____ Supplied entries

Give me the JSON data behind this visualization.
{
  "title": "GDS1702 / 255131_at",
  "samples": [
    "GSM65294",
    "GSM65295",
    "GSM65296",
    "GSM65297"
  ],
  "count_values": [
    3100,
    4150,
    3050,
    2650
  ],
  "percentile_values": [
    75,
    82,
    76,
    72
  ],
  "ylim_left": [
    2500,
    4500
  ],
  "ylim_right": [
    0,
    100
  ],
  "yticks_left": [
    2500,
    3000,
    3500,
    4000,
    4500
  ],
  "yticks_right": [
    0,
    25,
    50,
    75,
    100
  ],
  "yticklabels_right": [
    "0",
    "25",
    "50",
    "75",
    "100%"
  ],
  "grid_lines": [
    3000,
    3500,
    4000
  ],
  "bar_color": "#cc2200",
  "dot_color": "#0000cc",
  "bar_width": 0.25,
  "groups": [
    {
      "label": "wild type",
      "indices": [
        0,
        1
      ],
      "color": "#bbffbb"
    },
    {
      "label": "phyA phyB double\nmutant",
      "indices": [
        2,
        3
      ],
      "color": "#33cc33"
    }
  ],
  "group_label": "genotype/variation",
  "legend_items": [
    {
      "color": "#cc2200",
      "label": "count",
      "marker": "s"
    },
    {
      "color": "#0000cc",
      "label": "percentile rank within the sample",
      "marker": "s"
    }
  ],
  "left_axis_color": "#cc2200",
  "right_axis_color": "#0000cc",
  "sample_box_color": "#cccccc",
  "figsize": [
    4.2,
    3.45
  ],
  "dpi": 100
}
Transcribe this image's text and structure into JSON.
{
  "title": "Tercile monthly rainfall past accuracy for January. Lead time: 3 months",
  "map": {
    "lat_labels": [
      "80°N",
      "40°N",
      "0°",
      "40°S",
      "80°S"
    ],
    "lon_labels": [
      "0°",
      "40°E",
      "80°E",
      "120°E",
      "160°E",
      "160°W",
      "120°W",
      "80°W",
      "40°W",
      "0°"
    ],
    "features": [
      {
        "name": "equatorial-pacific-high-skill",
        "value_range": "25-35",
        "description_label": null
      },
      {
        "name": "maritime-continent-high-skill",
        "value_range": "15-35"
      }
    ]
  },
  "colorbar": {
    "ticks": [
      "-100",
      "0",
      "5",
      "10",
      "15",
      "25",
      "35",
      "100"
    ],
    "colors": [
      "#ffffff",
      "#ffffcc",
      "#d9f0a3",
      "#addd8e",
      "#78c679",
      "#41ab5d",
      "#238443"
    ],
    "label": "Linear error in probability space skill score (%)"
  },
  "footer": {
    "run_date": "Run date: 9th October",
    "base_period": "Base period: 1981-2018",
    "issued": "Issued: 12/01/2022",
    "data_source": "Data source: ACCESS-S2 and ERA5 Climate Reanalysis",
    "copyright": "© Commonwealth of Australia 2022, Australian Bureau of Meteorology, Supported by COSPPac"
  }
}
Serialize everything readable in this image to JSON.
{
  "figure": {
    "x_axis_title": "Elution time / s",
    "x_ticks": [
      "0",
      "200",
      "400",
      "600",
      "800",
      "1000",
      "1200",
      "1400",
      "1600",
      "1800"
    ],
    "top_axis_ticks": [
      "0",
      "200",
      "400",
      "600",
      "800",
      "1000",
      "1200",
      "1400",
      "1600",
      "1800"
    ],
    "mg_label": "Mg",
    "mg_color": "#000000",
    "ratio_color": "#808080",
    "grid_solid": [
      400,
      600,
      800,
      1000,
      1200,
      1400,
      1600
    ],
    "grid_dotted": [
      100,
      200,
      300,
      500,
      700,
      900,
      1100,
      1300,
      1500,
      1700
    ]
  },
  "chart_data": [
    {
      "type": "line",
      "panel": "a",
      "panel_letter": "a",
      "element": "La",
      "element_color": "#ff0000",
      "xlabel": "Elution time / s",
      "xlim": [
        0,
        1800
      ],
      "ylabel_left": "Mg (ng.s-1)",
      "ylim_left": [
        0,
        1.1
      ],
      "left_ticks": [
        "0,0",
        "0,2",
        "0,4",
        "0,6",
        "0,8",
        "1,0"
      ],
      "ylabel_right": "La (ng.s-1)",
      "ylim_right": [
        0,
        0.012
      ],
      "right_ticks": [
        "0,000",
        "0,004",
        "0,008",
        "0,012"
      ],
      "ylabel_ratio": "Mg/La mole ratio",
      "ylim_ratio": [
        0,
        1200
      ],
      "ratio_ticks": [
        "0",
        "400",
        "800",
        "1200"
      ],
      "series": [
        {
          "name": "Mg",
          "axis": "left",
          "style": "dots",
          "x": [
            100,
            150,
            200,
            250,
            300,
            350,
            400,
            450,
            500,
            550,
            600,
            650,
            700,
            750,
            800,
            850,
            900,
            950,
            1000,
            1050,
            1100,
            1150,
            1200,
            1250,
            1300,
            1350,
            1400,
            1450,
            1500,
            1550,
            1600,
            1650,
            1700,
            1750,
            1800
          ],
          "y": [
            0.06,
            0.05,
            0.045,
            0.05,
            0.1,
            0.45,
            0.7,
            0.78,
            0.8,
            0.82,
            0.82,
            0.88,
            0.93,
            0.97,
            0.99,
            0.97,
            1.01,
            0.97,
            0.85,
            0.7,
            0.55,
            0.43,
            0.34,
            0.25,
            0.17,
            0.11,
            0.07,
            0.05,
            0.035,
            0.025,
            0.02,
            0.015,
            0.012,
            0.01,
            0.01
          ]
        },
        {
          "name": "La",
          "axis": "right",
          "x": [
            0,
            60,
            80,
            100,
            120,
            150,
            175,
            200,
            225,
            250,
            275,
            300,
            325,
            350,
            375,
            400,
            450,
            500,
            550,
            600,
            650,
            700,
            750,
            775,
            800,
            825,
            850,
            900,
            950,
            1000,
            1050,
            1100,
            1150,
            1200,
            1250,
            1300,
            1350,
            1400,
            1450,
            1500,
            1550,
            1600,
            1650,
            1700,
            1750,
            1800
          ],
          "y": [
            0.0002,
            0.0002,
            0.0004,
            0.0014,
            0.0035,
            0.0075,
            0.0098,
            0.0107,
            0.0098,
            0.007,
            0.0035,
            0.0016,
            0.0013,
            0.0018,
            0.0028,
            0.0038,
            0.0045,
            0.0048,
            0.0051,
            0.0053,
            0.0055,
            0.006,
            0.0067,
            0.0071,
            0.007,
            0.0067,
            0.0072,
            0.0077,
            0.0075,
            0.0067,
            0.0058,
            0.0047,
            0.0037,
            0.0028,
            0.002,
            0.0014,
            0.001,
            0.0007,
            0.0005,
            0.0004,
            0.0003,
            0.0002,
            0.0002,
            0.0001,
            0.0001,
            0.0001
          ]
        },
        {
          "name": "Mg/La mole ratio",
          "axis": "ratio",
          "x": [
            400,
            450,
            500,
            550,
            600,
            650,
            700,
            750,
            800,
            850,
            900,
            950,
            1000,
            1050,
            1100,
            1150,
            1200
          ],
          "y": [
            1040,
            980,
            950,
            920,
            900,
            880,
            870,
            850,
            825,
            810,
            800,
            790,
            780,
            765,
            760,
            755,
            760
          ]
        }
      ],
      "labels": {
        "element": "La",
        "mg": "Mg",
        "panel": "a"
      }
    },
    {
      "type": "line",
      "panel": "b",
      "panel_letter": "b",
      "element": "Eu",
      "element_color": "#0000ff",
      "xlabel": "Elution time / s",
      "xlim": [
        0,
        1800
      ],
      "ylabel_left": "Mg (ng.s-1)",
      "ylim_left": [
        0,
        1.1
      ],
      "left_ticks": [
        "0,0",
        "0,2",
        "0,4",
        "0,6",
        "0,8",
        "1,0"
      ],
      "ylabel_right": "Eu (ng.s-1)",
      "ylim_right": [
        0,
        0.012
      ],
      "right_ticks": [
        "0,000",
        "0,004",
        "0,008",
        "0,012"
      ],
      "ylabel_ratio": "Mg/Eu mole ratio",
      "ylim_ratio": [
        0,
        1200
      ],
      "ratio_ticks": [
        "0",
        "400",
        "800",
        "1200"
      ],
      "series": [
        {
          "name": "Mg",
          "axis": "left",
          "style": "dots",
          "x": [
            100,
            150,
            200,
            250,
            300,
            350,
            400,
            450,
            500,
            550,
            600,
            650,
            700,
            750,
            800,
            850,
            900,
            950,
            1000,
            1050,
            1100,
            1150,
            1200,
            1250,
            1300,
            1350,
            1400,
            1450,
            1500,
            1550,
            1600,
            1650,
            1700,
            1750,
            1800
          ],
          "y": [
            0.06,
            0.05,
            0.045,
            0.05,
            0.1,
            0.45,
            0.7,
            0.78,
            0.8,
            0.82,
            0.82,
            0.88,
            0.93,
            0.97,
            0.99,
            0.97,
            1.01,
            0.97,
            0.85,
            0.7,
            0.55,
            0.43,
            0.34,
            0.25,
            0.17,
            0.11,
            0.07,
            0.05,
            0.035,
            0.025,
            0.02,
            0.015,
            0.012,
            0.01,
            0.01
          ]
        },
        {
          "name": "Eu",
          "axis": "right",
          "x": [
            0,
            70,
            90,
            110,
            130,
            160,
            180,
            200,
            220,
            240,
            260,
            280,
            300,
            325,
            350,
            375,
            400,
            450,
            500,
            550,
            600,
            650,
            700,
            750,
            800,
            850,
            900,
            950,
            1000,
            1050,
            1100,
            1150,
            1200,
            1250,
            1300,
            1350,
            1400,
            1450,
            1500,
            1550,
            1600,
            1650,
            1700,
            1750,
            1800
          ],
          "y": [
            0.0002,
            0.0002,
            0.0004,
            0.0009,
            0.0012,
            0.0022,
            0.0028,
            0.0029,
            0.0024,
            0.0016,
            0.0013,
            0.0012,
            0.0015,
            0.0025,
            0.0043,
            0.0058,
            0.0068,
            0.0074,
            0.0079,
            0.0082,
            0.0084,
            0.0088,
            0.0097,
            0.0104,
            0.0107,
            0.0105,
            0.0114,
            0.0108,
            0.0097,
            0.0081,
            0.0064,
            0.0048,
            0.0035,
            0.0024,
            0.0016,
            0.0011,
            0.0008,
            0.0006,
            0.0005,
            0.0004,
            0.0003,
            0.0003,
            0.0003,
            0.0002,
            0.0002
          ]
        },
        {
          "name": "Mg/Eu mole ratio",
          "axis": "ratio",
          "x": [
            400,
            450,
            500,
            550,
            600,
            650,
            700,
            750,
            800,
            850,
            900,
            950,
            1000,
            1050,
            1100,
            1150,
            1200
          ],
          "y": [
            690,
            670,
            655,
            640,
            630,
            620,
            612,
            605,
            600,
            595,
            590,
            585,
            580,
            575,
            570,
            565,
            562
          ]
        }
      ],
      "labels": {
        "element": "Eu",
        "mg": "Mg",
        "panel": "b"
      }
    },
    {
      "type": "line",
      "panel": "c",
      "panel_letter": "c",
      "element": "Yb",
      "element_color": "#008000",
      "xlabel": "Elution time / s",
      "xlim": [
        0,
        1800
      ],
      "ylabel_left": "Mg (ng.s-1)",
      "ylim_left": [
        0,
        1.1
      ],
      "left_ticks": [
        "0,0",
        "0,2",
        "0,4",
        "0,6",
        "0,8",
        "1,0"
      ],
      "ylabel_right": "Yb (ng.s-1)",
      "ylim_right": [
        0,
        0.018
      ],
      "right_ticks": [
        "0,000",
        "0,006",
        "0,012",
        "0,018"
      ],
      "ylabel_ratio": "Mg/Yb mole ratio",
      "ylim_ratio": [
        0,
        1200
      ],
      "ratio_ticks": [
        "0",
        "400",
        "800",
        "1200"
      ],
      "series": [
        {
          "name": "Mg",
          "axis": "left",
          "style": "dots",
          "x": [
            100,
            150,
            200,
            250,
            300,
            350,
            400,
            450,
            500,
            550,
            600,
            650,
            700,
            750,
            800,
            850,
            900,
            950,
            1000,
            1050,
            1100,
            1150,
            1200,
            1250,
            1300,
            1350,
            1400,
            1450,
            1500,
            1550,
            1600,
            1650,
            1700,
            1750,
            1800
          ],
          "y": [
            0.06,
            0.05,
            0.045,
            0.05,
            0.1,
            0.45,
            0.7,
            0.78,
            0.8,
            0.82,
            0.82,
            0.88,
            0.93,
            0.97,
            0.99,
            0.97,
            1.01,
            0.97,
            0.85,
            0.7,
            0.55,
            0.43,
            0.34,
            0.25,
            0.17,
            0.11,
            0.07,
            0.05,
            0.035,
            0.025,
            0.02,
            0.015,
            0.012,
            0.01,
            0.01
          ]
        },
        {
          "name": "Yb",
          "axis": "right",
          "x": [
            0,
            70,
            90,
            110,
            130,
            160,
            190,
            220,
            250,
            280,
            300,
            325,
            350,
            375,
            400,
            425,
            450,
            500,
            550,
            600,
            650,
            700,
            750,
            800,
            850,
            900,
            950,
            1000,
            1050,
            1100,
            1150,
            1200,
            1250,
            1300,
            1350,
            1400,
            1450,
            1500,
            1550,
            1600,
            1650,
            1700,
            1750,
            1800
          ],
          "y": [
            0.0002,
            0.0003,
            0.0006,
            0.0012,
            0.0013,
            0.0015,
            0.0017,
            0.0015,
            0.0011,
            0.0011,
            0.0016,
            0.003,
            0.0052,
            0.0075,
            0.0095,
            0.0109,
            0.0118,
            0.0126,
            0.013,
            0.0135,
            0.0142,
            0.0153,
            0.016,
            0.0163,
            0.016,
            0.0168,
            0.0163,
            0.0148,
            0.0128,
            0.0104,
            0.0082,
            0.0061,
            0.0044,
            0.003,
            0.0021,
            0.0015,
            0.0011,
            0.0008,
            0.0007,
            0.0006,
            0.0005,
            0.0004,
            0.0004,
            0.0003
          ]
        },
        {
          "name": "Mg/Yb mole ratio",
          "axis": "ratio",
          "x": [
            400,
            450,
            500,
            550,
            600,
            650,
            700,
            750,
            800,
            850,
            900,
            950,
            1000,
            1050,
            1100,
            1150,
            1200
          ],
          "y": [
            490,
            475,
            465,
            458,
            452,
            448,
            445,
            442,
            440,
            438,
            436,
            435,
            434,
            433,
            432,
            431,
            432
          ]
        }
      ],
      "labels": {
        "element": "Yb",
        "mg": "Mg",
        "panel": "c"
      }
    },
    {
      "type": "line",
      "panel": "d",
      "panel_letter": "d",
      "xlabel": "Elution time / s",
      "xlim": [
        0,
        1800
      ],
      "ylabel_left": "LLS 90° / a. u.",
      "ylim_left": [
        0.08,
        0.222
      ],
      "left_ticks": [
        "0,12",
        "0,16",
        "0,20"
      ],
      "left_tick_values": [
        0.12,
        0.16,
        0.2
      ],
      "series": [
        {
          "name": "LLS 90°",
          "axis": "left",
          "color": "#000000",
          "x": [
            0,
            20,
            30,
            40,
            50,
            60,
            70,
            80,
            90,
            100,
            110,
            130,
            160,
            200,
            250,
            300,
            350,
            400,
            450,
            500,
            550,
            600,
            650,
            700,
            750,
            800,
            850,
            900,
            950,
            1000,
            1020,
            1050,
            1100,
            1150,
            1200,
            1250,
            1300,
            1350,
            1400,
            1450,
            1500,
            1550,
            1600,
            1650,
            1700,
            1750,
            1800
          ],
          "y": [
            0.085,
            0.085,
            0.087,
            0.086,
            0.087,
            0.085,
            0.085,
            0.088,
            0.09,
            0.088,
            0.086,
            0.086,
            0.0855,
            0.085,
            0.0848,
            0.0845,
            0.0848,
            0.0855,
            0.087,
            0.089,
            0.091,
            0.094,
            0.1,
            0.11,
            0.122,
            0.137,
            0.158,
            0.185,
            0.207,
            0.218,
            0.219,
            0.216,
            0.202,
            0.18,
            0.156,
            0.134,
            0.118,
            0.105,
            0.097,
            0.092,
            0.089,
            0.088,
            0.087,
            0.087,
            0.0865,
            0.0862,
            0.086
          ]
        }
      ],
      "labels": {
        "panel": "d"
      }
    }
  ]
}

________

▶ Challenge: Scan the material above for the string "name" and report each line where you find it.

▶ Completed task:
        "name": "equatorial-pacific-high-skill",
        "name": "maritime-continent-high-skill",
          "name": "Mg",
          "name": "La",
          "name": "Mg/La mole ratio",
          "name": "Mg",
          "name": "Eu",
          "name": "Mg/Eu mole ratio",
          "name": "Mg",
          "name": "Yb",
          "name": "Mg/Yb mole ratio",
          "name": "LLS 90°",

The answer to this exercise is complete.